> _THE REQUEST_:
Please write out the complete listing that follows, exactly as it reads.

━━ DATASET ━━

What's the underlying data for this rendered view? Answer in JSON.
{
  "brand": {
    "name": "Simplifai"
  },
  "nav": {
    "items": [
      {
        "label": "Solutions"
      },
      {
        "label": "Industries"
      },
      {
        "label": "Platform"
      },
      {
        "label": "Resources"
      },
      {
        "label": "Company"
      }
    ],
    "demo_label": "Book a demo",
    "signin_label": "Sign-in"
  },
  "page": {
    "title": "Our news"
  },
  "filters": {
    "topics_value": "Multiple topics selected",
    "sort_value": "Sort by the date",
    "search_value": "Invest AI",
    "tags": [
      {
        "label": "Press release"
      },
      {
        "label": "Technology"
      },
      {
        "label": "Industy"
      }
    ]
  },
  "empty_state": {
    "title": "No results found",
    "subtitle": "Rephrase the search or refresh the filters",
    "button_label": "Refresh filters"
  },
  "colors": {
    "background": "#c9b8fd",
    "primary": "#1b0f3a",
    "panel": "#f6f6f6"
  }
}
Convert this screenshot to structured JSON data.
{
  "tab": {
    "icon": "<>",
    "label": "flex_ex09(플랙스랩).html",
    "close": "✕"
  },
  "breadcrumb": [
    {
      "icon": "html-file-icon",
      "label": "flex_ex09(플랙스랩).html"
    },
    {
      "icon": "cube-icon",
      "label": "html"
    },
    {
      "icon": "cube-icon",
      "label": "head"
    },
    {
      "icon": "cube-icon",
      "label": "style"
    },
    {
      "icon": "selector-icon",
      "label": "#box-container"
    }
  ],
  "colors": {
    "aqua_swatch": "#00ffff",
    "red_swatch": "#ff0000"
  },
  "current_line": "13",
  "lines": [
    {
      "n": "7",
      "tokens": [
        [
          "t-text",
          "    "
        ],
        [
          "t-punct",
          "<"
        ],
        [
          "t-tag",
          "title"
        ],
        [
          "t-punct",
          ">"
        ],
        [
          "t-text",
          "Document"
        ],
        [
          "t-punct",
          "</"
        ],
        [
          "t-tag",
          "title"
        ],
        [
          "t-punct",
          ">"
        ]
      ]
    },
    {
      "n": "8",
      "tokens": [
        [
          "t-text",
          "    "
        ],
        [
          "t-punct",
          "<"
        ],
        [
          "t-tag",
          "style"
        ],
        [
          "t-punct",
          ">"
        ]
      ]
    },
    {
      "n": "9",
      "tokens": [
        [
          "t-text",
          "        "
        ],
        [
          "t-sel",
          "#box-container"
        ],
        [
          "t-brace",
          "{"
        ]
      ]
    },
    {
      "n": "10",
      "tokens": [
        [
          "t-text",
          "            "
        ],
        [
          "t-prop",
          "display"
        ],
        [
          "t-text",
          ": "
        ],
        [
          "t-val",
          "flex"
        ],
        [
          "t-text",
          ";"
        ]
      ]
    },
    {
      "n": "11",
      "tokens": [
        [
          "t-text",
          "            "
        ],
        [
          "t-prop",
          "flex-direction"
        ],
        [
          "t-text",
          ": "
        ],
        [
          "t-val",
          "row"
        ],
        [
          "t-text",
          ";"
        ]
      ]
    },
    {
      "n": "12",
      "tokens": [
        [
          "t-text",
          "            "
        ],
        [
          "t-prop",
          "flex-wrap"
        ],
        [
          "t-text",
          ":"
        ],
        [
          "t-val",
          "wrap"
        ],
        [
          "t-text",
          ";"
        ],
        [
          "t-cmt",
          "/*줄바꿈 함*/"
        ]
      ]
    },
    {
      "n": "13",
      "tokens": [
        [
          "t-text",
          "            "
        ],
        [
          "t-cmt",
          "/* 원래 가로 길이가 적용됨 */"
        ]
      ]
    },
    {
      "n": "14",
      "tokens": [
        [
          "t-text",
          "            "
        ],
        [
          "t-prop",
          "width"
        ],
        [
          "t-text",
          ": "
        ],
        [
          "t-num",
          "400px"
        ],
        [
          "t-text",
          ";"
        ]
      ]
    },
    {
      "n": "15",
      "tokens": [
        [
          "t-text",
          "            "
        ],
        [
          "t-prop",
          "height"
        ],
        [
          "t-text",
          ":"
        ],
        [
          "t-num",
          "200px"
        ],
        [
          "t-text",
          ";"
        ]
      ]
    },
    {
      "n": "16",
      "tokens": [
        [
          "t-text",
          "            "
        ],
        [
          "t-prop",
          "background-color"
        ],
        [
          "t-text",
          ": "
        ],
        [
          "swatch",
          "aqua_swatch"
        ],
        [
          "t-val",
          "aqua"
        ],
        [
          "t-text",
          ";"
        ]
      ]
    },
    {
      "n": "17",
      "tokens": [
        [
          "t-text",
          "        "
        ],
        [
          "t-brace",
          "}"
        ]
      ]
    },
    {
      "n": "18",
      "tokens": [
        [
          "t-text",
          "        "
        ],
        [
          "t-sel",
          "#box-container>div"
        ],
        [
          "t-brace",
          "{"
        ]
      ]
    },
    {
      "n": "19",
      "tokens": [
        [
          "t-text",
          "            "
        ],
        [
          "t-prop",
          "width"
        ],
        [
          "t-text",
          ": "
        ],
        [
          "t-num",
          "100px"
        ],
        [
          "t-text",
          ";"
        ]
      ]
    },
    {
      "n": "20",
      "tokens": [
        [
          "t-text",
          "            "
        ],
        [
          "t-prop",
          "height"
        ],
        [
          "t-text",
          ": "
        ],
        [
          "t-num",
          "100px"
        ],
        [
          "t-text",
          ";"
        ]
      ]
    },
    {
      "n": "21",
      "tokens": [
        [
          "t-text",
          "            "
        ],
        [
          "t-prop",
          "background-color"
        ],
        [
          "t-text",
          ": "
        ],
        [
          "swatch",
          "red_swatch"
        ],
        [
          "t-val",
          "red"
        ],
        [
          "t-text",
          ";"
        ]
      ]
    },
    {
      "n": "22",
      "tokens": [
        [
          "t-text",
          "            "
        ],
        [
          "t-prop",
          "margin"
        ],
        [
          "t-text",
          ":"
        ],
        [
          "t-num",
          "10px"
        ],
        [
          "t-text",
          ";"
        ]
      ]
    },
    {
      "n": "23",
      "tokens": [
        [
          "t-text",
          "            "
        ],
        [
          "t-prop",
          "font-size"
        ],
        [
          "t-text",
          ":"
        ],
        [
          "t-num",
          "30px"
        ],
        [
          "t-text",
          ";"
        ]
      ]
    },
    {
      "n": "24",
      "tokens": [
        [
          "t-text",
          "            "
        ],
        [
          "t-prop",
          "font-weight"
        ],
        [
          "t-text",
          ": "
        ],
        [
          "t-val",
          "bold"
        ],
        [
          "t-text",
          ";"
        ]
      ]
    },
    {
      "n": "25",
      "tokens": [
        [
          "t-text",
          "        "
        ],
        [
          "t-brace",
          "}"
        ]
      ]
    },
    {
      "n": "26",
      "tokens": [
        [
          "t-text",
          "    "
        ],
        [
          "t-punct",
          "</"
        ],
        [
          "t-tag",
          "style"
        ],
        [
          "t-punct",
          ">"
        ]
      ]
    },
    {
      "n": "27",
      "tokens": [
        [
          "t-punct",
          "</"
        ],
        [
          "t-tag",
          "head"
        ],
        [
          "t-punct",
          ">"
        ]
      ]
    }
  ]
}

━━━

> _RESULT OF THE EXERCISE_:
What's the underlying data for this rendered view? Answer in JSON.
{
  "brand": {
    "name": "Simplifai"
  },
  "nav": {
    "items": [
      {
        "label": "Solutions"
      },
      {
        "label": "Industries"
      },
      {
        "label": "Platform"
      },
      {
        "label": "Resources"
      },
      {
        "label": "Company"
      }
    ],
    "demo_label": "Book a demo",
    "signin_label": "Sign-in"
  },
  "page": {
    "title": "Our news"
  },
  "filters": {
    "topics_value": "Multiple topics selected",
    "sort_value": "Sort by the date",
    "search_value": "Invest AI",
    "tags": [
      {
        "label": "Press release"
      },
      {
        "label": "Technology"
      },
      {
        "label": "Industy"
      }
    ]
  },
  "empty_state": {
    "title": "No results found",
    "subtitle": "Rephrase the search or refresh the filters",
    "button_label": "Refresh filters"
  },
  "colors": {
    "background": "#c9b8fd",
    "primary": "#1b0f3a",
    "panel": "#f6f6f6"
  }
}
Convert this screenshot to structured JSON data.
{
  "tab": {
    "icon": "<>",
    "label": "flex_ex09(플랙스랩).html",
    "close": "✕"
  },
  "breadcrumb": [
    {
      "icon": "html-file-icon",
      "label": "flex_ex09(플랙스랩).html"
    },
    {
      "icon": "cube-icon",
      "label": "html"
    },
    {
      "icon": "cube-icon",
      "label": "head"
    },
    {
      "icon": "cube-icon",
      "label": "style"
    },
    {
      "icon": "selector-icon",
      "label": "#box-container"
    }
  ],
  "colors": {
    "aqua_swatch": "#00ffff",
    "red_swatch": "#ff0000"
  },
  "current_line": "13",
  "lines": [
    {
      "n": "7",
      "tokens": [
        [
          "t-text",
          "    "
        ],
        [
          "t-punct",
          "<"
        ],
        [
          "t-tag",
          "title"
        ],
        [
          "t-punct",
          ">"
        ],
        [
          "t-text",
          "Document"
        ],
        [
          "t-punct",
          "</"
        ],
        [
          "t-tag",
          "title"
        ],
        [
          "t-punct",
          ">"
        ]
      ]
    },
    {
      "n": "8",
      "tokens": [
        [
          "t-text",
          "    "
        ],
        [
          "t-punct",
          "<"
        ],
        [
          "t-tag",
          "style"
        ],
        [
          "t-punct",
          ">"
        ]
      ]
    },
    {
      "n": "9",
      "tokens": [
        [
          "t-text",
          "        "
        ],
        [
          "t-sel",
          "#box-container"
        ],
        [
          "t-brace",
          "{"
        ]
      ]
    },
    {
      "n": "10",
      "tokens": [
        [
          "t-text",
          "            "
        ],
        [
          "t-prop",
          "display"
        ],
        [
          "t-text",
          ": "
        ],
        [
          "t-val",
          "flex"
        ],
        [
          "t-text",
          ";"
        ]
      ]
    },
    {
      "n": "11",
      "tokens": [
        [
          "t-text",
          "            "
        ],
        [
          "t-prop",
          "flex-direction"
        ],
        [
          "t-text",
          ": "
        ],
        [
          "t-val",
          "row"
        ],
        [
          "t-text",
          ";"
        ]
      ]
    },
    {
      "n": "12",
      "tokens": [
        [
          "t-text",
          "            "
        ],
        [
          "t-prop",
          "flex-wrap"
        ],
        [
          "t-text",
          ":"
        ],
        [
          "t-val",
          "wrap"
        ],
        [
          "t-text",
          ";"
        ],
        [
          "t-cmt",
          "/*줄바꿈 함*/"
        ]
      ]
    },
    {
      "n": "13",
      "tokens": [
        [
          "t-text",
          "            "
        ],
        [
          "t-cmt",
          "/* 원래 가로 길이가 적용됨 */"
        ]
      ]
    },
    {
      "n": "14",
      "tokens": [
        [
          "t-text",
          "            "
        ],
        [
          "t-prop",
          "width"
        ],
        [
          "t-text",
          ": "
        ],
        [
          "t-num",
          "400px"
        ],
        [
          "t-text",
          ";"
        ]
      ]
    },
    {
      "n": "15",
      "tokens": [
        [
          "t-text",
          "            "
        ],
        [
          "t-prop",
          "height"
        ],
        [
          "t-text",
          ":"
        ],
        [
          "t-num",
          "200px"
        ],
        [
          "t-text",
          ";"
        ]
      ]
    },
    {
      "n": "16",
      "tokens": [
        [
          "t-text",
          "            "
        ],
        [
          "t-prop",
          "background-color"
        ],
        [
          "t-text",
          ": "
        ],
        [
          "swatch",
          "aqua_swatch"
        ],
        [
          "t-val",
          "aqua"
        ],
        [
          "t-text",
          ";"
        ]
      ]
    },
    {
      "n": "17",
      "tokens": [
        [
          "t-text",
          "        "
        ],
        [
          "t-brace",
          "}"
        ]
      ]
    },
    {
      "n": "18",
      "tokens": [
        [
          "t-text",
          "        "
        ],
        [
          "t-sel",
          "#box-container>div"
        ],
        [
          "t-brace",
          "{"
        ]
      ]
    },
    {
      "n": "19",
      "tokens": [
        [
          "t-text",
          "            "
        ],
        [
          "t-prop",
          "width"
        ],
        [
          "t-text",
          ": "
        ],
        [
          "t-num",
          "100px"
        ],
        [
          "t-text",
          ";"
        ]
      ]
    },
    {
      "n": "20",
      "tokens": [
        [
          "t-text",
          "            "
        ],
        [
          "t-prop",
          "height"
        ],
        [
          "t-text",
          ": "
        ],
        [
          "t-num",
          "100px"
        ],
        [
          "t-text",
          ";"
        ]
      ]
    },
    {
      "n": "21",
      "tokens": [
        [
          "t-text",
          "            "
        ],
        [
          "t-prop",
          "background-color"
        ],
        [
          "t-text",
          ": "
        ],
        [
          "swatch",
          "red_swatch"
        ],
        [
          "t-val",
          "red"
        ],
        [
          "t-text",
          ";"
        ]
      ]
    },
    {
      "n": "22",
      "tokens": [
        [
          "t-text",
          "            "
        ],
        [
          "t-prop",
          "margin"
        ],
        [
          "t-text",
          ":"
        ],
        [
          "t-num",
          "10px"
        ],
        [
          "t-text",
          ";"
        ]
      ]
    },
    {
      "n": "23",
      "tokens": [
        [
          "t-text",
          "            "
        ],
        [
          "t-prop",
          "font-size"
        ],
        [
          "t-text",
          ":"
        ],
        [
          "t-num",
          "30px"
        ],
        [
          "t-text",
          ";"
        ]
      ]
    },
    {
      "n": "24",
      "tokens": [
        [
          "t-text",
          "            "
        ],
        [
          "t-prop",
          "font-weight"
        ],
        [
          "t-text",
          ": "
        ],
        [
          "t-val",
          "bold"
        ],
        [
          "t-text",
          ";"
        ]
      ]
    },
    {
      "n": "25",
      "tokens": [
        [
          "t-text",
          "        "
        ],
        [
          "t-brace",
          "}"
        ]
      ]
    },
    {
      "n": "26",
      "tokens": [
        [
          "t-text",
          "    "
        ],
        [
          "t-punct",
          "</"
        ],
        [
          "t-tag",
          "style"
        ],
        [
          "t-punct",
          ">"
        ]
      ]
    },
    {
      "n": "27",
      "tokens": [
        [
          "t-punct",
          "</"
        ],
        [
          "t-tag",
          "head"
        ],
        [
          "t-punct",
          ">"
        ]
      ]
    }
  ]
}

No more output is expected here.